# [Stated task]
Tally the lines that include "ಅಸಹಜ". Output the number only.

# [The data]
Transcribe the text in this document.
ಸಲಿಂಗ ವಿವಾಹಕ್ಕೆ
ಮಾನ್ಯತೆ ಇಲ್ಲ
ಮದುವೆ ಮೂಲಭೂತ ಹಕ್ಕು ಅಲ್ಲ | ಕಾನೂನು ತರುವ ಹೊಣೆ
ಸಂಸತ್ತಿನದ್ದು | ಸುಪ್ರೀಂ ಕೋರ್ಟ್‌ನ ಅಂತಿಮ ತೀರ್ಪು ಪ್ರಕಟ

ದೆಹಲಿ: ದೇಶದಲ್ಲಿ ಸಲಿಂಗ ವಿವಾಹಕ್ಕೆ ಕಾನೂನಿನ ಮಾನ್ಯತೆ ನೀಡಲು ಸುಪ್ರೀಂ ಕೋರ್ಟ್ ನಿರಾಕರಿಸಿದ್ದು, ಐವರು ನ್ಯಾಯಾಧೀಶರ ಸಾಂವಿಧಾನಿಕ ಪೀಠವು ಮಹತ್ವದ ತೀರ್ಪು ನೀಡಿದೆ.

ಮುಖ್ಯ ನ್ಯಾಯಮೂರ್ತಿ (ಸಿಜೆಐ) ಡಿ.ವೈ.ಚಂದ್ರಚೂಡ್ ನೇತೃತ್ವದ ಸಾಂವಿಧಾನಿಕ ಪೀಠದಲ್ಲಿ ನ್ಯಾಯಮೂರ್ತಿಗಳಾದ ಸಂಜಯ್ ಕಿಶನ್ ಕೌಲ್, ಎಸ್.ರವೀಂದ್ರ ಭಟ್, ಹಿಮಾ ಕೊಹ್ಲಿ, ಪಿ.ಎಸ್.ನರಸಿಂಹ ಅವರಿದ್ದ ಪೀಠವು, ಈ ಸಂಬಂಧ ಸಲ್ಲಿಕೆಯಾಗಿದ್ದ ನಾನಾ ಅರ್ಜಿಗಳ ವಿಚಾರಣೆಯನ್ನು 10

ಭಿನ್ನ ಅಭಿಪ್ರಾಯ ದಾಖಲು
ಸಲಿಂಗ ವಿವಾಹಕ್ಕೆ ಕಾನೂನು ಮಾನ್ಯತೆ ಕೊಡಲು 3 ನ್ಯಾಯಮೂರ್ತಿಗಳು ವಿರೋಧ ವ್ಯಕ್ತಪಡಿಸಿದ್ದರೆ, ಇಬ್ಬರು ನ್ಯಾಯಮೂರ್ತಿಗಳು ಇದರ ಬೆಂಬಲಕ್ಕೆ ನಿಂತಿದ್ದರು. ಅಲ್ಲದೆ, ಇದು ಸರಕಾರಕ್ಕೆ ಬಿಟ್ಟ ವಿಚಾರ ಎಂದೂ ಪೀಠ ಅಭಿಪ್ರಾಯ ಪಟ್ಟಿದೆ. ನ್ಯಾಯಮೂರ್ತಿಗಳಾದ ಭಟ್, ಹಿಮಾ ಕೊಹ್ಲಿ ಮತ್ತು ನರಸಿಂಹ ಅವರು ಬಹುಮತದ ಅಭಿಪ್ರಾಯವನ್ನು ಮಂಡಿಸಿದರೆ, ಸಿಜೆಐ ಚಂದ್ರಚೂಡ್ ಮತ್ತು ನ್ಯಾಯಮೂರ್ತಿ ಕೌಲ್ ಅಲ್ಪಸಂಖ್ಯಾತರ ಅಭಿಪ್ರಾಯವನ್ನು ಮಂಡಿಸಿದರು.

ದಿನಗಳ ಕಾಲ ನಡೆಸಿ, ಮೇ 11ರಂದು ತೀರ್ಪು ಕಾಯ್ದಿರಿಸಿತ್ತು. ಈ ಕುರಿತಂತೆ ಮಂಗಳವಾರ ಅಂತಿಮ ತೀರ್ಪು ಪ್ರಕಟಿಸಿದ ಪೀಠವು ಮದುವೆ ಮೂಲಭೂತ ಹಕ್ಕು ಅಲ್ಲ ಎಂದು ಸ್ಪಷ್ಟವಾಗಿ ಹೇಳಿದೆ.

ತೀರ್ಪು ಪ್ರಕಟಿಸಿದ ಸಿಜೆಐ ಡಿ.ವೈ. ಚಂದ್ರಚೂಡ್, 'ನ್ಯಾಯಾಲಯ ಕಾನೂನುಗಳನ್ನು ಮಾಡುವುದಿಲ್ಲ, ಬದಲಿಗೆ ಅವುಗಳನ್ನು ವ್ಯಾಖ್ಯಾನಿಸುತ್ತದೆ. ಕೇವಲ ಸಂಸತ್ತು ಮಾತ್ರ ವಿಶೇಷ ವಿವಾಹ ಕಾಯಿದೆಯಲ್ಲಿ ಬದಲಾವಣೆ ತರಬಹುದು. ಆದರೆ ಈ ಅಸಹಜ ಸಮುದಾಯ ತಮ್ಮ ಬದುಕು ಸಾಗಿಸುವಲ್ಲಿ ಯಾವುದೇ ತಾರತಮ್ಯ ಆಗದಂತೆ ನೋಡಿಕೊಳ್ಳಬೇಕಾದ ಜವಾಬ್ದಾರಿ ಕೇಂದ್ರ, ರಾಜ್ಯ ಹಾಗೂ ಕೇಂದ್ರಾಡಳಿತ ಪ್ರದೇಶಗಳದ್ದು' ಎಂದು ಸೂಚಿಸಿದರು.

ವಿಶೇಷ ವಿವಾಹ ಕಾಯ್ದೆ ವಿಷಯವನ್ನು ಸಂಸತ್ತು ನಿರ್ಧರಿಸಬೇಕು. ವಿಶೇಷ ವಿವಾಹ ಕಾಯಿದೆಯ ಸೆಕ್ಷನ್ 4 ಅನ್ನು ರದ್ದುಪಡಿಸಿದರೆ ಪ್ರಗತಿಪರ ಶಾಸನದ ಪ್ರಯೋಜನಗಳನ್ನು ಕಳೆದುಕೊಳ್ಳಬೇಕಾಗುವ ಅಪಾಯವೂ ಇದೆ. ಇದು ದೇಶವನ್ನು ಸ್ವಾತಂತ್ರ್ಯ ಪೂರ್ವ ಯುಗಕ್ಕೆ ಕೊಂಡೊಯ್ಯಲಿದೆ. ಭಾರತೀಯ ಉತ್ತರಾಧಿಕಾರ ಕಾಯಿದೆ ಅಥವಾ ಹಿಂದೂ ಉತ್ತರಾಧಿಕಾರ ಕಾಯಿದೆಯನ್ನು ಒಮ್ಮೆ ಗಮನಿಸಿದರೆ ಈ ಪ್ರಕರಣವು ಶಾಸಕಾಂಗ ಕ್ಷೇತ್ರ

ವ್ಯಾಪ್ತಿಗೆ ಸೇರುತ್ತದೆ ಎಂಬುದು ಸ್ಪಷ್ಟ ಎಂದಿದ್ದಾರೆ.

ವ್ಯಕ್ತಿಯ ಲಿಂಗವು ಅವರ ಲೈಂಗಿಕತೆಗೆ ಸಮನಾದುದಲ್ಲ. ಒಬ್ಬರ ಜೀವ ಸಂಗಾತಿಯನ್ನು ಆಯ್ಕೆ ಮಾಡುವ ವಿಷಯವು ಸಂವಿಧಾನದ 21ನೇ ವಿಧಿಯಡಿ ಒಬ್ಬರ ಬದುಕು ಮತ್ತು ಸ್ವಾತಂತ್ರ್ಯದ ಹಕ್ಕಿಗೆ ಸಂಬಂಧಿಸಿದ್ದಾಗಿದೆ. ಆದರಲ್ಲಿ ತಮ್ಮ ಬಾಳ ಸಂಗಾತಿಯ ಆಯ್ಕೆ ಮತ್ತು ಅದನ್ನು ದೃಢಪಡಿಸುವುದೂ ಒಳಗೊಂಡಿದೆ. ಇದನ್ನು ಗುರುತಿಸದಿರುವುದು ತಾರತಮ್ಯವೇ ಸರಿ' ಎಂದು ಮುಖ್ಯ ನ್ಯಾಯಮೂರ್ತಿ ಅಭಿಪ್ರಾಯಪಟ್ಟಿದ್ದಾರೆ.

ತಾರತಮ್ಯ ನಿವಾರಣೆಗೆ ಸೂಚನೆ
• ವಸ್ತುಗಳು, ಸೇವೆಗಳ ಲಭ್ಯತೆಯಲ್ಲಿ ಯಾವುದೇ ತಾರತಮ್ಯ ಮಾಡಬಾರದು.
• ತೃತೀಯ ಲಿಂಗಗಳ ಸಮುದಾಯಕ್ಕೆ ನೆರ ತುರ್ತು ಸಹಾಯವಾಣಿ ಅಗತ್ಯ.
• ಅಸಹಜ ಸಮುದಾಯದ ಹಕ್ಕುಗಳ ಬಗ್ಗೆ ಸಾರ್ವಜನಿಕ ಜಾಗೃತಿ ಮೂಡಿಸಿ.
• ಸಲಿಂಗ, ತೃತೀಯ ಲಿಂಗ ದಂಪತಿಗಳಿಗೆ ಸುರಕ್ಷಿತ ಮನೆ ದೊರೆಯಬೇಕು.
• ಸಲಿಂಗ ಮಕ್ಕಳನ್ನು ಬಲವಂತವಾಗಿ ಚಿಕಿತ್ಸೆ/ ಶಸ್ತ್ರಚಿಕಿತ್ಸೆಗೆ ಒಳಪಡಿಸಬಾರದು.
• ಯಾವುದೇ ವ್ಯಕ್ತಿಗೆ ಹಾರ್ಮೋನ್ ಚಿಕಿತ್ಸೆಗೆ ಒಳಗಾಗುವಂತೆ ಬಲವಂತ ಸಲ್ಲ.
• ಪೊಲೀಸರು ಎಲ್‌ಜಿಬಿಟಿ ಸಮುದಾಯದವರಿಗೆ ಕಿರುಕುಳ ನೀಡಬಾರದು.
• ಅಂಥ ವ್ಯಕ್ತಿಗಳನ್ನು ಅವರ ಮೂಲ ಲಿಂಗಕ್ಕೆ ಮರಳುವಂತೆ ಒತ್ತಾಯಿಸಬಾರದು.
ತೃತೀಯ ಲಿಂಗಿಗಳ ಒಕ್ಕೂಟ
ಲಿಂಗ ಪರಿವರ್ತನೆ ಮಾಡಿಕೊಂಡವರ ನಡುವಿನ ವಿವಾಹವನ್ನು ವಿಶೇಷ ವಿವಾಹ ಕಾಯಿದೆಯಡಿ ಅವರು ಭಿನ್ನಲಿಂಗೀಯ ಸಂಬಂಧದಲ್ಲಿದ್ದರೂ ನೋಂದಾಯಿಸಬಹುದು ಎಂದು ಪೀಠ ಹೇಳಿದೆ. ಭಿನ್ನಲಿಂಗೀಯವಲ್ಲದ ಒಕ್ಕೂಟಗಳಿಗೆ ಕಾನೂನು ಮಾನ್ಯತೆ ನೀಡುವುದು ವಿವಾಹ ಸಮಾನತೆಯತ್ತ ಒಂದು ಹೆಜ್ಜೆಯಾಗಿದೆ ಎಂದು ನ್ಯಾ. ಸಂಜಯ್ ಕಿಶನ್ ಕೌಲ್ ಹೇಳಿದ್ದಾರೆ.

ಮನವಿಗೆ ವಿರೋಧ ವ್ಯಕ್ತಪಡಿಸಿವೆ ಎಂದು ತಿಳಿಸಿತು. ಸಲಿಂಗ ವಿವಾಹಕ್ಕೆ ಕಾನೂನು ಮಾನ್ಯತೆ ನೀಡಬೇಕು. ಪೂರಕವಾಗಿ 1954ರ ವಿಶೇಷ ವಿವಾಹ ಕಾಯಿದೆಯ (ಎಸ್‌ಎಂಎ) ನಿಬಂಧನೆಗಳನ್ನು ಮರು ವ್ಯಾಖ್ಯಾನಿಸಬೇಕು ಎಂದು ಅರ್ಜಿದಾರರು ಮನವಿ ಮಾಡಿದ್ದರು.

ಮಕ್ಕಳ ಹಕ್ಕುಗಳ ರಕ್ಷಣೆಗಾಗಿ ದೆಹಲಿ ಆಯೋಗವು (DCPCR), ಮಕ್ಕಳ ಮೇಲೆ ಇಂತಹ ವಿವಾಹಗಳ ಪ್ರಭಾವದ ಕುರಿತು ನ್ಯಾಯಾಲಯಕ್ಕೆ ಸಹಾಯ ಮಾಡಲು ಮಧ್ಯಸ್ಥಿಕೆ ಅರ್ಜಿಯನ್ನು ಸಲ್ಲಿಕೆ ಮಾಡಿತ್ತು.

# [Solution for this task]
2